- _Supplied records_
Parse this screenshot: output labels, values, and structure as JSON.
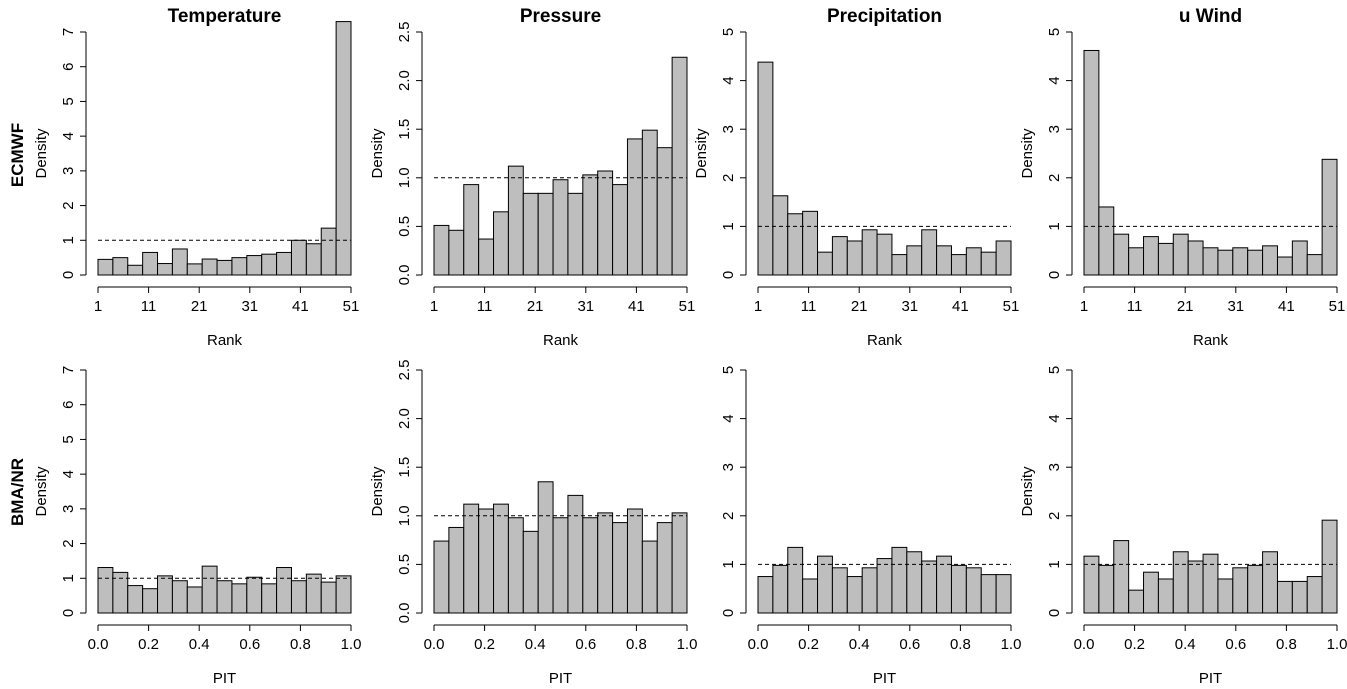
{
  "figure": {
    "row_labels": [
      "ECMWF",
      "BMA/NR"
    ],
    "column_titles": [
      "Temperature",
      "Pressure",
      "Precipitation",
      "u Wind"
    ]
  },
  "colors": {
    "bar_fill": "#bebebe",
    "bar_edge": "#000000",
    "reference_line": "#000000"
  },
  "chart_data": [
    {
      "type": "bar",
      "row": "ECMWF",
      "column": "Temperature",
      "title": "Temperature",
      "xlabel": "Rank",
      "ylabel": "Density",
      "xlim": [
        1,
        51
      ],
      "ylim": [
        0,
        7
      ],
      "xticks": [
        1,
        11,
        21,
        31,
        41,
        51
      ],
      "yticks": [
        0,
        1,
        2,
        3,
        4,
        5,
        6,
        7
      ],
      "ytick_labels": [
        "0",
        "1",
        "2",
        "3",
        "4",
        "5",
        "6",
        "7"
      ],
      "reference_line": 1,
      "values": [
        0.45,
        0.5,
        0.28,
        0.65,
        0.33,
        0.75,
        0.32,
        0.46,
        0.42,
        0.5,
        0.56,
        0.6,
        0.65,
        1.0,
        0.9,
        1.35,
        7.3
      ]
    },
    {
      "type": "bar",
      "row": "ECMWF",
      "column": "Pressure",
      "title": "Pressure",
      "xlabel": "Rank",
      "ylabel": "Density",
      "xlim": [
        1,
        51
      ],
      "ylim": [
        0,
        2.5
      ],
      "xticks": [
        1,
        11,
        21,
        31,
        41,
        51
      ],
      "yticks": [
        0,
        0.5,
        1,
        1.5,
        2,
        2.5
      ],
      "ytick_labels": [
        "0.0",
        "0.5",
        "1.0",
        "1.5",
        "2.0",
        "2.5"
      ],
      "reference_line": 1,
      "values": [
        0.51,
        0.46,
        0.93,
        0.37,
        0.65,
        1.12,
        0.84,
        0.84,
        0.98,
        0.84,
        1.03,
        1.07,
        0.93,
        1.4,
        1.49,
        1.31,
        2.24
      ]
    },
    {
      "type": "bar",
      "row": "ECMWF",
      "column": "Precipitation",
      "title": "Precipitation",
      "xlabel": "Rank",
      "ylabel": "Density",
      "xlim": [
        1,
        51
      ],
      "ylim": [
        0,
        5
      ],
      "xticks": [
        1,
        11,
        21,
        31,
        41,
        51
      ],
      "yticks": [
        0,
        1,
        2,
        3,
        4,
        5
      ],
      "ytick_labels": [
        "0",
        "1",
        "2",
        "3",
        "4",
        "5"
      ],
      "reference_line": 1,
      "values": [
        4.38,
        1.63,
        1.26,
        1.31,
        0.47,
        0.79,
        0.7,
        0.93,
        0.84,
        0.42,
        0.6,
        0.93,
        0.6,
        0.42,
        0.56,
        0.47,
        0.7
      ]
    },
    {
      "type": "bar",
      "row": "ECMWF",
      "column": "u Wind",
      "title": "u Wind",
      "xlabel": "Rank",
      "ylabel": "Density",
      "xlim": [
        1,
        51
      ],
      "ylim": [
        0,
        5
      ],
      "xticks": [
        1,
        11,
        21,
        31,
        41,
        51
      ],
      "yticks": [
        0,
        1,
        2,
        3,
        4,
        5
      ],
      "ytick_labels": [
        "0",
        "1",
        "2",
        "3",
        "4",
        "5"
      ],
      "reference_line": 1,
      "values": [
        4.62,
        1.4,
        0.84,
        0.56,
        0.79,
        0.65,
        0.84,
        0.7,
        0.56,
        0.51,
        0.56,
        0.51,
        0.6,
        0.37,
        0.7,
        0.42,
        2.38
      ]
    },
    {
      "type": "bar",
      "row": "BMA/NR",
      "column": "Temperature",
      "title": "",
      "xlabel": "PIT",
      "ylabel": "Density",
      "xlim": [
        0,
        1
      ],
      "ylim": [
        0,
        7
      ],
      "xticks": [
        0,
        0.2,
        0.4,
        0.6,
        0.8,
        1
      ],
      "xtick_labels": [
        "0.0",
        "0.2",
        "0.4",
        "0.6",
        "0.8",
        "1.0"
      ],
      "yticks": [
        0,
        1,
        2,
        3,
        4,
        5,
        6,
        7
      ],
      "ytick_labels": [
        "0",
        "1",
        "2",
        "3",
        "4",
        "5",
        "6",
        "7"
      ],
      "reference_line": 1,
      "values": [
        1.31,
        1.17,
        0.79,
        0.7,
        1.07,
        0.93,
        0.75,
        1.35,
        0.93,
        0.84,
        1.03,
        0.84,
        1.31,
        0.93,
        1.12,
        0.89,
        1.07
      ]
    },
    {
      "type": "bar",
      "row": "BMA/NR",
      "column": "Pressure",
      "title": "",
      "xlabel": "PIT",
      "ylabel": "Density",
      "xlim": [
        0,
        1
      ],
      "ylim": [
        0,
        2.5
      ],
      "xticks": [
        0,
        0.2,
        0.4,
        0.6,
        0.8,
        1
      ],
      "xtick_labels": [
        "0.0",
        "0.2",
        "0.4",
        "0.6",
        "0.8",
        "1.0"
      ],
      "yticks": [
        0,
        0.5,
        1,
        1.5,
        2,
        2.5
      ],
      "ytick_labels": [
        "0.0",
        "0.5",
        "1.0",
        "1.5",
        "2.0",
        "2.5"
      ],
      "reference_line": 1,
      "values": [
        0.74,
        0.88,
        1.12,
        1.07,
        1.12,
        0.98,
        0.84,
        1.35,
        0.98,
        1.21,
        0.98,
        1.03,
        0.93,
        1.07,
        0.74,
        0.93,
        1.03
      ]
    },
    {
      "type": "bar",
      "row": "BMA/NR",
      "column": "Precipitation",
      "title": "",
      "xlabel": "PIT",
      "ylabel": "",
      "xlim": [
        0,
        1
      ],
      "ylim": [
        0,
        5
      ],
      "xticks": [
        0,
        0.2,
        0.4,
        0.6,
        0.8,
        1
      ],
      "xtick_labels": [
        "0.0",
        "0.2",
        "0.4",
        "0.6",
        "0.8",
        "1.0"
      ],
      "yticks": [
        0,
        1,
        2,
        3,
        4,
        5
      ],
      "ytick_labels": [
        "0",
        "1",
        "2",
        "3",
        "4",
        "5"
      ],
      "reference_line": 1,
      "values": [
        0.75,
        0.98,
        1.35,
        0.7,
        1.17,
        0.93,
        0.75,
        0.93,
        1.12,
        1.35,
        1.26,
        1.07,
        1.17,
        0.98,
        0.93,
        0.79,
        0.79
      ]
    },
    {
      "type": "bar",
      "row": "BMA/NR",
      "column": "u Wind",
      "title": "",
      "xlabel": "PIT",
      "ylabel": "Density",
      "xlim": [
        0,
        1
      ],
      "ylim": [
        0,
        5
      ],
      "xticks": [
        0,
        0.2,
        0.4,
        0.6,
        0.8,
        1
      ],
      "xtick_labels": [
        "0.0",
        "0.2",
        "0.4",
        "0.6",
        "0.8",
        "1.0"
      ],
      "yticks": [
        0,
        1,
        2,
        3,
        4,
        5
      ],
      "ytick_labels": [
        "0",
        "1",
        "2",
        "3",
        "4",
        "5"
      ],
      "reference_line": 1,
      "values": [
        1.17,
        0.98,
        1.49,
        0.47,
        0.84,
        0.7,
        1.26,
        1.07,
        1.21,
        0.7,
        0.93,
        0.98,
        1.26,
        0.65,
        0.65,
        0.75,
        1.91
      ]
    }
  ]
}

- _Aim_
Copy the records exactly as they appear, excluding images.

- _Output of the exercise_
Parse this screenshot: output labels, values, and structure as JSON.
{
  "figure": {
    "row_labels": [
      "ECMWF",
      "BMA/NR"
    ],
    "column_titles": [
      "Temperature",
      "Pressure",
      "Precipitation",
      "u Wind"
    ]
  },
  "colors": {
    "bar_fill": "#bebebe",
    "bar_edge": "#000000",
    "reference_line": "#000000"
  },
  "chart_data": [
    {
      "type": "bar",
      "row": "ECMWF",
      "column": "Temperature",
      "title": "Temperature",
      "xlabel": "Rank",
      "ylabel": "Density",
      "xlim": [
        1,
        51
      ],
      "ylim": [
        0,
        7
      ],
      "xticks": [
        1,
        11,
        21,
        31,
        41,
        51
      ],
      "yticks": [
        0,
        1,
        2,
        3,
        4,
        5,
        6,
        7
      ],
      "ytick_labels": [
        "0",
        "1",
        "2",
        "3",
        "4",
        "5",
        "6",
        "7"
      ],
      "reference_line": 1,
      "values": [
        0.45,
        0.5,
        0.28,
        0.65,
        0.33,
        0.75,
        0.32,
        0.46,
        0.42,
        0.5,
        0.56,
        0.6,
        0.65,
        1.0,
        0.9,
        1.35,
        7.3
      ]
    },
    {
      "type": "bar",
      "row": "ECMWF",
      "column": "Pressure",
      "title": "Pressure",
      "xlabel": "Rank",
      "ylabel": "Density",
      "xlim": [
        1,
        51
      ],
      "ylim": [
        0,
        2.5
      ],
      "xticks": [
        1,
        11,
        21,
        31,
        41,
        51
      ],
      "yticks": [
        0,
        0.5,
        1,
        1.5,
        2,
        2.5
      ],
      "ytick_labels": [
        "0.0",
        "0.5",
        "1.0",
        "1.5",
        "2.0",
        "2.5"
      ],
      "reference_line": 1,
      "values": [
        0.51,
        0.46,
        0.93,
        0.37,
        0.65,
        1.12,
        0.84,
        0.84,
        0.98,
        0.84,
        1.03,
        1.07,
        0.93,
        1.4,
        1.49,
        1.31,
        2.24
      ]
    },
    {
      "type": "bar",
      "row": "ECMWF",
      "column": "Precipitation",
      "title": "Precipitation",
      "xlabel": "Rank",
      "ylabel": "Density",
      "xlim": [
        1,
        51
      ],
      "ylim": [
        0,
        5
      ],
      "xticks": [
        1,
        11,
        21,
        31,
        41,
        51
      ],
      "yticks": [
        0,
        1,
        2,
        3,
        4,
        5
      ],
      "ytick_labels": [
        "0",
        "1",
        "2",
        "3",
        "4",
        "5"
      ],
      "reference_line": 1,
      "values": [
        4.38,
        1.63,
        1.26,
        1.31,
        0.47,
        0.79,
        0.7,
        0.93,
        0.84,
        0.42,
        0.6,
        0.93,
        0.6,
        0.42,
        0.56,
        0.47,
        0.7
      ]
    },
    {
      "type": "bar",
      "row": "ECMWF",
      "column": "u Wind",
      "title": "u Wind",
      "xlabel": "Rank",
      "ylabel": "Density",
      "xlim": [
        1,
        51
      ],
      "ylim": [
        0,
        5
      ],
      "xticks": [
        1,
        11,
        21,
        31,
        41,
        51
      ],
      "yticks": [
        0,
        1,
        2,
        3,
        4,
        5
      ],
      "ytick_labels": [
        "0",
        "1",
        "2",
        "3",
        "4",
        "5"
      ],
      "reference_line": 1,
      "values": [
        4.62,
        1.4,
        0.84,
        0.56,
        0.79,
        0.65,
        0.84,
        0.7,
        0.56,
        0.51,
        0.56,
        0.51,
        0.6,
        0.37,
        0.7,
        0.42,
        2.38
      ]
    },
    {
      "type": "bar",
      "row": "BMA/NR",
      "column": "Temperature",
      "title": "",
      "xlabel": "PIT",
      "ylabel": "Density",
      "xlim": [
        0,
        1
      ],
      "ylim": [
        0,
        7
      ],
      "xticks": [
        0,
        0.2,
        0.4,
        0.6,
        0.8,
        1
      ],
      "xtick_labels": [
        "0.0",
        "0.2",
        "0.4",
        "0.6",
        "0.8",
        "1.0"
      ],
      "yticks": [
        0,
        1,
        2,
        3,
        4,
        5,
        6,
        7
      ],
      "ytick_labels": [
        "0",
        "1",
        "2",
        "3",
        "4",
        "5",
        "6",
        "7"
      ],
      "reference_line": 1,
      "values": [
        1.31,
        1.17,
        0.79,
        0.7,
        1.07,
        0.93,
        0.75,
        1.35,
        0.93,
        0.84,
        1.03,
        0.84,
        1.31,
        0.93,
        1.12,
        0.89,
        1.07
      ]
    },
    {
      "type": "bar",
      "row": "BMA/NR",
      "column": "Pressure",
      "title": "",
      "xlabel": "PIT",
      "ylabel": "Density",
      "xlim": [
        0,
        1
      ],
      "ylim": [
        0,
        2.5
      ],
      "xticks": [
        0,
        0.2,
        0.4,
        0.6,
        0.8,
        1
      ],
      "xtick_labels": [
        "0.0",
        "0.2",
        "0.4",
        "0.6",
        "0.8",
        "1.0"
      ],
      "yticks": [
        0,
        0.5,
        1,
        1.5,
        2,
        2.5
      ],
      "ytick_labels": [
        "0.0",
        "0.5",
        "1.0",
        "1.5",
        "2.0",
        "2.5"
      ],
      "reference_line": 1,
      "values": [
        0.74,
        0.88,
        1.12,
        1.07,
        1.12,
        0.98,
        0.84,
        1.35,
        0.98,
        1.21,
        0.98,
        1.03,
        0.93,
        1.07,
        0.74,
        0.93,
        1.03
      ]
    },
    {
      "type": "bar",
      "row": "BMA/NR",
      "column": "Precipitation",
      "title": "",
      "xlabel": "PIT",
      "ylabel": "",
      "xlim": [
        0,
        1
      ],
      "ylim": [
        0,
        5
      ],
      "xticks": [
        0,
        0.2,
        0.4,
        0.6,
        0.8,
        1
      ],
      "xtick_labels": [
        "0.0",
        "0.2",
        "0.4",
        "0.6",
        "0.8",
        "1.0"
      ],
      "yticks": [
        0,
        1,
        2,
        3,
        4,
        5
      ],
      "ytick_labels": [
        "0",
        "1",
        "2",
        "3",
        "4",
        "5"
      ],
      "reference_line": 1,
      "values": [
        0.75,
        0.98,
        1.35,
        0.7,
        1.17,
        0.93,
        0.75,
        0.93,
        1.12,
        1.35,
        1.26,
        1.07,
        1.17,
        0.98,
        0.93,
        0.79,
        0.79
      ]
    },
    {
      "type": "bar",
      "row": "BMA/NR",
      "column": "u Wind",
      "title": "",
      "xlabel": "PIT",
      "ylabel": "Density",
      "xlim": [
        0,
        1
      ],
      "ylim": [
        0,
        5
      ],
      "xticks": [
        0,
        0.2,
        0.4,
        0.6,
        0.8,
        1
      ],
      "xtick_labels": [
        "0.0",
        "0.2",
        "0.4",
        "0.6",
        "0.8",
        "1.0"
      ],
      "yticks": [
        0,
        1,
        2,
        3,
        4,
        5
      ],
      "ytick_labels": [
        "0",
        "1",
        "2",
        "3",
        "4",
        "5"
      ],
      "reference_line": 1,
      "values": [
        1.17,
        0.98,
        1.49,
        0.47,
        0.84,
        0.7,
        1.26,
        1.07,
        1.21,
        0.7,
        0.93,
        0.98,
        1.26,
        0.65,
        0.65,
        0.75,
        1.91
      ]
    }
  ]
}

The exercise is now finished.